**YOUR OBJECTIVE**
Review the listing and copy each line that holds the word "Hoạt".

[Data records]
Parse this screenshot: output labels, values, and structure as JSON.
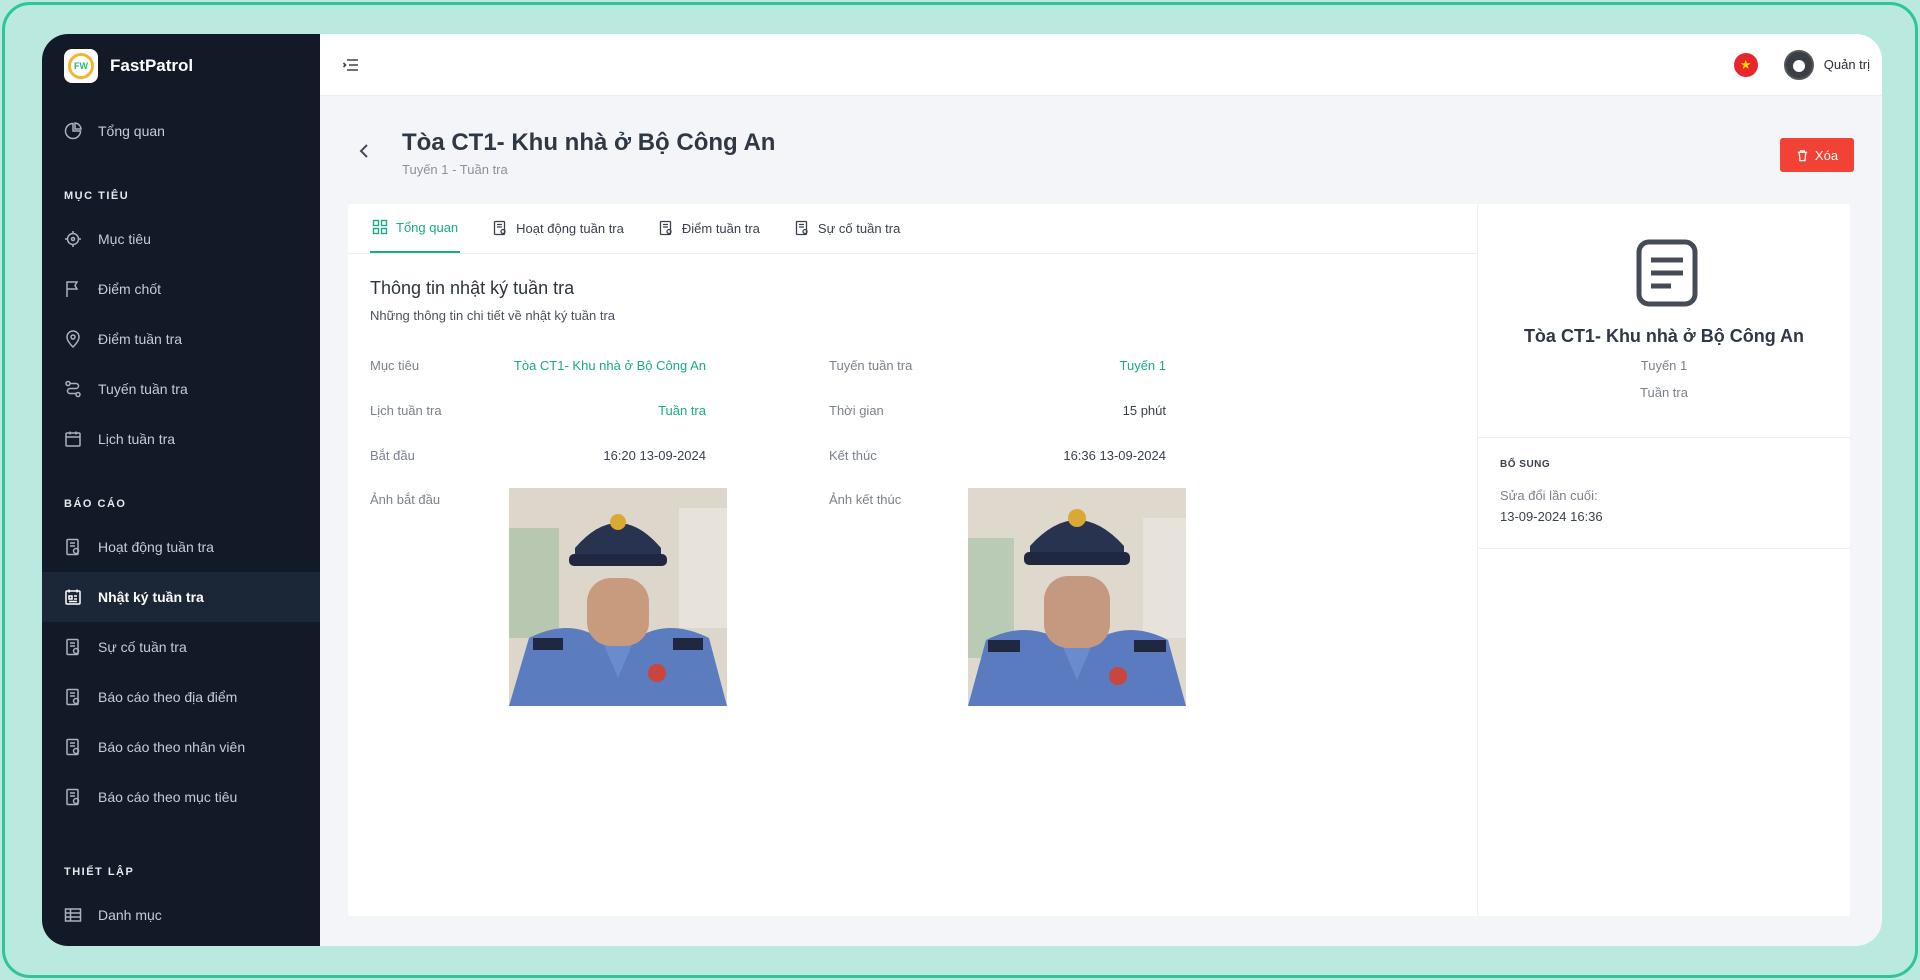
{
  "brand": {
    "name": "FastPatrol",
    "logo_text": "FW"
  },
  "sidebar": {
    "top_item": {
      "label": "Tổng quan"
    },
    "sections": [
      {
        "title": "MỤC TIÊU",
        "items": [
          {
            "label": "Mục tiêu",
            "icon": "target-icon"
          },
          {
            "label": "Điểm chốt",
            "icon": "flag-icon"
          },
          {
            "label": "Điểm tuần tra",
            "icon": "map-pin-icon"
          },
          {
            "label": "Tuyến tuần tra",
            "icon": "route-icon"
          },
          {
            "label": "Lịch tuần tra",
            "icon": "calendar-icon"
          }
        ]
      },
      {
        "title": "BÁO CÁO",
        "items": [
          {
            "label": "Hoạt động tuần tra",
            "icon": "report-icon"
          },
          {
            "label": "Nhật ký tuần tra",
            "icon": "journal-icon",
            "active": true
          },
          {
            "label": "Sự cố tuần tra",
            "icon": "report-icon"
          },
          {
            "label": "Báo cáo theo địa điểm",
            "icon": "report-icon"
          },
          {
            "label": "Báo cáo theo nhân viên",
            "icon": "report-icon"
          },
          {
            "label": "Báo cáo theo mục tiêu",
            "icon": "report-icon"
          }
        ]
      },
      {
        "title": "THIẾT LẬP",
        "items": [
          {
            "label": "Danh mục",
            "icon": "table-icon"
          }
        ]
      }
    ]
  },
  "topbar": {
    "username": "Quản trị"
  },
  "header": {
    "title": "Tòa CT1- Khu nhà ở Bộ Công An",
    "subtitle": "Tuyến 1 - Tuần tra",
    "delete_label": "Xóa"
  },
  "tabs": [
    {
      "label": "Tổng quan",
      "active": true
    },
    {
      "label": "Hoạt động tuần tra"
    },
    {
      "label": "Điểm tuần tra"
    },
    {
      "label": "Sự cố tuần tra"
    }
  ],
  "details": {
    "heading": "Thông tin nhật ký tuần tra",
    "description": "Những thông tin chi tiết về nhật ký tuần tra",
    "target_label": "Mục tiêu",
    "target_value": "Tòa CT1- Khu nhà ở Bộ Công An",
    "route_label": "Tuyến tuần tra",
    "route_value": "Tuyến 1",
    "schedule_label": "Lịch tuần tra",
    "schedule_value": "Tuần tra",
    "duration_label": "Thời gian",
    "duration_value": "15 phút",
    "start_label": "Bắt đầu",
    "start_value": "16:20 13-09-2024",
    "end_label": "Kết thúc",
    "end_value": "16:36 13-09-2024",
    "start_photo_label": "Ảnh bắt đầu",
    "end_photo_label": "Ảnh kết thúc"
  },
  "summary": {
    "title": "Tòa CT1- Khu nhà ở Bộ Công An",
    "line1": "Tuyến 1",
    "line2": "Tuần tra",
    "section_title": "BỔ SUNG",
    "modified_label": "Sửa đổi lần cuối:",
    "modified_value": "13-09-2024 16:36"
  },
  "colors": {
    "accent": "#1aa98a",
    "danger": "#f24235",
    "sidebar": "#111a26"
  }
}
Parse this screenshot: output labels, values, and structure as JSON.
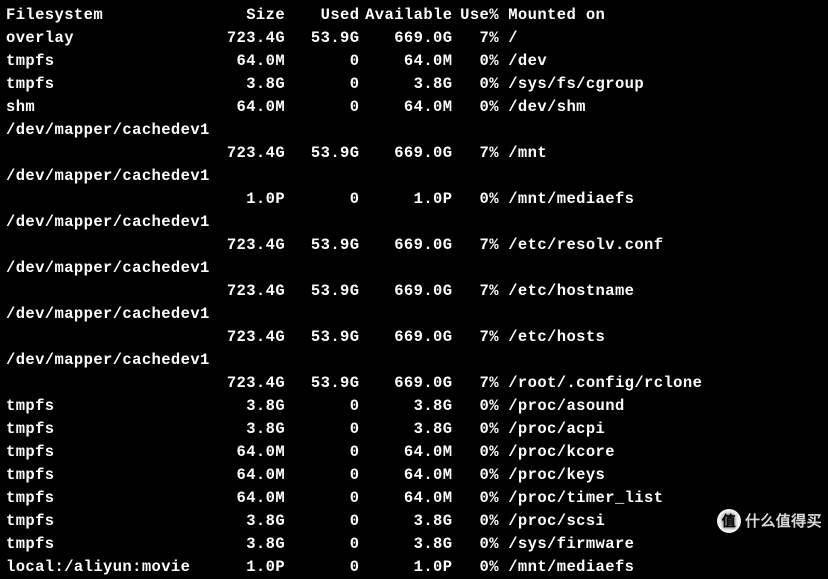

**PROBLEM SOLUTION**
            "label": "Hoạt động tuần tra",
      "label": "Hoạt động tuần tra"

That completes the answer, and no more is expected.